> **Required task**
Pick out each line of the records that includes the string "this", and copy it.
.....
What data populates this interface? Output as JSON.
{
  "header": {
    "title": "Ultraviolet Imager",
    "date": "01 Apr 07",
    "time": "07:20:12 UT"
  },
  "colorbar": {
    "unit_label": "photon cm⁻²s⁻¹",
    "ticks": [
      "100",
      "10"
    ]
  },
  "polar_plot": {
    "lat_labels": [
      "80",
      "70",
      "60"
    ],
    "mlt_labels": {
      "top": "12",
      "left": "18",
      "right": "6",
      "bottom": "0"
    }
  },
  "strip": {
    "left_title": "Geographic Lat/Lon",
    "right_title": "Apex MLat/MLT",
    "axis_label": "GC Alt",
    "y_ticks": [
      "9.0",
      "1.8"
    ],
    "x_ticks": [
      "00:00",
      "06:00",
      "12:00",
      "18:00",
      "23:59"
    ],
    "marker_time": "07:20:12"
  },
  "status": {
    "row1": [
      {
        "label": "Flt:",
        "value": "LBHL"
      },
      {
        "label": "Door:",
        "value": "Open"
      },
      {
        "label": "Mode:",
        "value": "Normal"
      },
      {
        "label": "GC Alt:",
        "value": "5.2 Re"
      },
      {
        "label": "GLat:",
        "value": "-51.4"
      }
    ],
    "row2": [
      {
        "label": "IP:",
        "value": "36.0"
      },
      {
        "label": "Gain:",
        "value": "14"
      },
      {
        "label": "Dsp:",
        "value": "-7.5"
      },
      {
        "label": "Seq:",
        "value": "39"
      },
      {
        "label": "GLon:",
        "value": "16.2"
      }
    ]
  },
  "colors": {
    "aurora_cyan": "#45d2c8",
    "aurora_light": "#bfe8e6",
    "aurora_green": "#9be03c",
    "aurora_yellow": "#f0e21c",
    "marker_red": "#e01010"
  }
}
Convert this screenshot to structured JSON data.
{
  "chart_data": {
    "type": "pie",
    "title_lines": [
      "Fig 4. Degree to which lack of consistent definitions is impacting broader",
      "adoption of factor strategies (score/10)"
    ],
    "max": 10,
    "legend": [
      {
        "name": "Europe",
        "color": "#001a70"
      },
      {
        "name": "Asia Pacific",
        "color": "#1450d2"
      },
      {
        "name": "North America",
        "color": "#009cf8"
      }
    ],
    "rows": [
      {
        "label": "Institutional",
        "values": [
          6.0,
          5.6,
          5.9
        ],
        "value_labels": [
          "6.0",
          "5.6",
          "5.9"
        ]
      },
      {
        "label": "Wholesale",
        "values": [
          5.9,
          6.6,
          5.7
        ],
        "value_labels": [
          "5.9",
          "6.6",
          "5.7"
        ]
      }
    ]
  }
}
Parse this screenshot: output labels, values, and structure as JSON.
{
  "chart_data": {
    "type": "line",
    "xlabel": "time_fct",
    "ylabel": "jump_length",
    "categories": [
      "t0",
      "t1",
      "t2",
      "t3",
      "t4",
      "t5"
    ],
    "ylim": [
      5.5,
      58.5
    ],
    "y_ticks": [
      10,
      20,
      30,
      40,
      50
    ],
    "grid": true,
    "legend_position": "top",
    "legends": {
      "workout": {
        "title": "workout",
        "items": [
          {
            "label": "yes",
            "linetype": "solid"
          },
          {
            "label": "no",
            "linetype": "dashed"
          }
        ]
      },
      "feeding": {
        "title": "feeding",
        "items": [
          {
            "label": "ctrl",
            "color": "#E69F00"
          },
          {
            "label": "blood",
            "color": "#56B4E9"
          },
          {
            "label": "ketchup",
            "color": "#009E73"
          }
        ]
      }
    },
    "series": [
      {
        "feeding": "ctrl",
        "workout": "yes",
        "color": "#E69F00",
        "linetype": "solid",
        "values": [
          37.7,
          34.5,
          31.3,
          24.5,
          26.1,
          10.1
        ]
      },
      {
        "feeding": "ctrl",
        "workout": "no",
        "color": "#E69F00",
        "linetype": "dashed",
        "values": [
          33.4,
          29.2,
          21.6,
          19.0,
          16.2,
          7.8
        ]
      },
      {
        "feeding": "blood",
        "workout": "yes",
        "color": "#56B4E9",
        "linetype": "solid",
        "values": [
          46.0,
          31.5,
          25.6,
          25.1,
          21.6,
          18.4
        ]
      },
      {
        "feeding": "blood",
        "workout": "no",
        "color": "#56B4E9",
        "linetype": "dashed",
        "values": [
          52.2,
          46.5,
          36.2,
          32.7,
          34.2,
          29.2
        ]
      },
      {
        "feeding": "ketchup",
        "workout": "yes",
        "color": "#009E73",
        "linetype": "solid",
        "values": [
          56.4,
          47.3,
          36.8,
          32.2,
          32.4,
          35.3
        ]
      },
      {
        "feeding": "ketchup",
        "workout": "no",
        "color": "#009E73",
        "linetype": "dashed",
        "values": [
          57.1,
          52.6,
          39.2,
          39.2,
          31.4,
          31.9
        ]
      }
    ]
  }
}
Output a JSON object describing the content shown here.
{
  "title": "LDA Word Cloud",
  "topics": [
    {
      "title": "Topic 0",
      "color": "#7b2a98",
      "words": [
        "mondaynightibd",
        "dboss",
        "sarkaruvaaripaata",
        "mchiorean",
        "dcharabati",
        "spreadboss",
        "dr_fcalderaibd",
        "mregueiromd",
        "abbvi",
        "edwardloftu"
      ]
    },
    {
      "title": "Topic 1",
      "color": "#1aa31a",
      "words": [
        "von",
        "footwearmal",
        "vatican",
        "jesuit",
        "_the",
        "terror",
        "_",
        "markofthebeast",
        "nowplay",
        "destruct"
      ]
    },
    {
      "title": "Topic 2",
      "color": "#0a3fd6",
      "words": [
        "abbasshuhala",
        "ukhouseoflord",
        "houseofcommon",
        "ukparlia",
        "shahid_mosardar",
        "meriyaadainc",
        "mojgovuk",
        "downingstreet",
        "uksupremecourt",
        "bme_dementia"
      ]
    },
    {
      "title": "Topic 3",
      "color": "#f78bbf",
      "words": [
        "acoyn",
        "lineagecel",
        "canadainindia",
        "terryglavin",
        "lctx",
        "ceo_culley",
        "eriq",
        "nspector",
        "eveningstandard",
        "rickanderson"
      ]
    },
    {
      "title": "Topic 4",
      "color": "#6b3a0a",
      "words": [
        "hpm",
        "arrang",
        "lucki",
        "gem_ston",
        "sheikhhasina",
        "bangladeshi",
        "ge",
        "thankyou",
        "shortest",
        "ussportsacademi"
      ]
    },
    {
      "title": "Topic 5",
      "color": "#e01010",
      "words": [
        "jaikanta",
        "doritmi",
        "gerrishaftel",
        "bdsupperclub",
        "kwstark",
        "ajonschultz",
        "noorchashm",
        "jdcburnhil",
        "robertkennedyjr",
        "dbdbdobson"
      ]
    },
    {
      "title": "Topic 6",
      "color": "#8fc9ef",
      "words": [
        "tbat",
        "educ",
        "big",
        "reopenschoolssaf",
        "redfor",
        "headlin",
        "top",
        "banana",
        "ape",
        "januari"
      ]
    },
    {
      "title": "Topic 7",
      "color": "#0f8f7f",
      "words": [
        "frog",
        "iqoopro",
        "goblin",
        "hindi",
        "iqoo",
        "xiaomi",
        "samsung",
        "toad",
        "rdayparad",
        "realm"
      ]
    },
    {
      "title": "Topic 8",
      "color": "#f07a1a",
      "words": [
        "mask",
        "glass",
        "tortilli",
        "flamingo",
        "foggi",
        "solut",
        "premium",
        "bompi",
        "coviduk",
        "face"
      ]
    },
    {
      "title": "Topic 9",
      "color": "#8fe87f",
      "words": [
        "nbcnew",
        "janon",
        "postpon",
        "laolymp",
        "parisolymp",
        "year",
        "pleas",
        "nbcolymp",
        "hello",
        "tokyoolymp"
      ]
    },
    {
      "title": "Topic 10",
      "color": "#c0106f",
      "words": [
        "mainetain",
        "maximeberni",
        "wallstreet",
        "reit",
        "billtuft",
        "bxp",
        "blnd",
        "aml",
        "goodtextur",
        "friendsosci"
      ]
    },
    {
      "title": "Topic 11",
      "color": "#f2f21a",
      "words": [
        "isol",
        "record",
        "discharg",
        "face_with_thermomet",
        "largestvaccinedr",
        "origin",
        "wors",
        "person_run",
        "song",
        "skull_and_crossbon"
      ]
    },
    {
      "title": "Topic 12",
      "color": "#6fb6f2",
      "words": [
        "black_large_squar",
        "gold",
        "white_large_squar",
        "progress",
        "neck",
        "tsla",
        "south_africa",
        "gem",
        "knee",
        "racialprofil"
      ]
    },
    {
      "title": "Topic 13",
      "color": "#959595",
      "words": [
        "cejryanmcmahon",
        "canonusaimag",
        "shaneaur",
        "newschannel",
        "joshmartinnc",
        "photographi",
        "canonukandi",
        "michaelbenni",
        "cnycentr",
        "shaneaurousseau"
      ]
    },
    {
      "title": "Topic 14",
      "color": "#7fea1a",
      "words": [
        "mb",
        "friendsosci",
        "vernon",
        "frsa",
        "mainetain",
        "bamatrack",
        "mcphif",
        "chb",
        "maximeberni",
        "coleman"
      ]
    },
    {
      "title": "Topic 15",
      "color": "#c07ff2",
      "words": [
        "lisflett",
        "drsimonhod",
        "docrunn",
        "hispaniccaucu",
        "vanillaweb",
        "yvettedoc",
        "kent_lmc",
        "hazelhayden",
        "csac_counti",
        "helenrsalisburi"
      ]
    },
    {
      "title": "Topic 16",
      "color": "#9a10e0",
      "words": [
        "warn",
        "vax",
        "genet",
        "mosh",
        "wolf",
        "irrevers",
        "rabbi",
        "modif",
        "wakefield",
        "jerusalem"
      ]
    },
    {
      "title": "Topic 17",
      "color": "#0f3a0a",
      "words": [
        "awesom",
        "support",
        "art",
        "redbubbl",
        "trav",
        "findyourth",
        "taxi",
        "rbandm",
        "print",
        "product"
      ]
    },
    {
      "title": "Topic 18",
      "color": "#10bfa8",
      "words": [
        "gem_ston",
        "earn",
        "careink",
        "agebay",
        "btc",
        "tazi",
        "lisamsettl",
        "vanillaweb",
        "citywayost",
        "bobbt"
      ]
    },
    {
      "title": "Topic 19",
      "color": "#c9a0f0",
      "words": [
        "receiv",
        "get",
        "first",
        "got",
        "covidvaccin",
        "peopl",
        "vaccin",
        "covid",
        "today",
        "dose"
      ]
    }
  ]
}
.....
> **Output below**
What data populates this interface? Output as JSON.
Convert this screenshot to structured JSON data.
Parse this screenshot: output labels, values, and structure as JSON.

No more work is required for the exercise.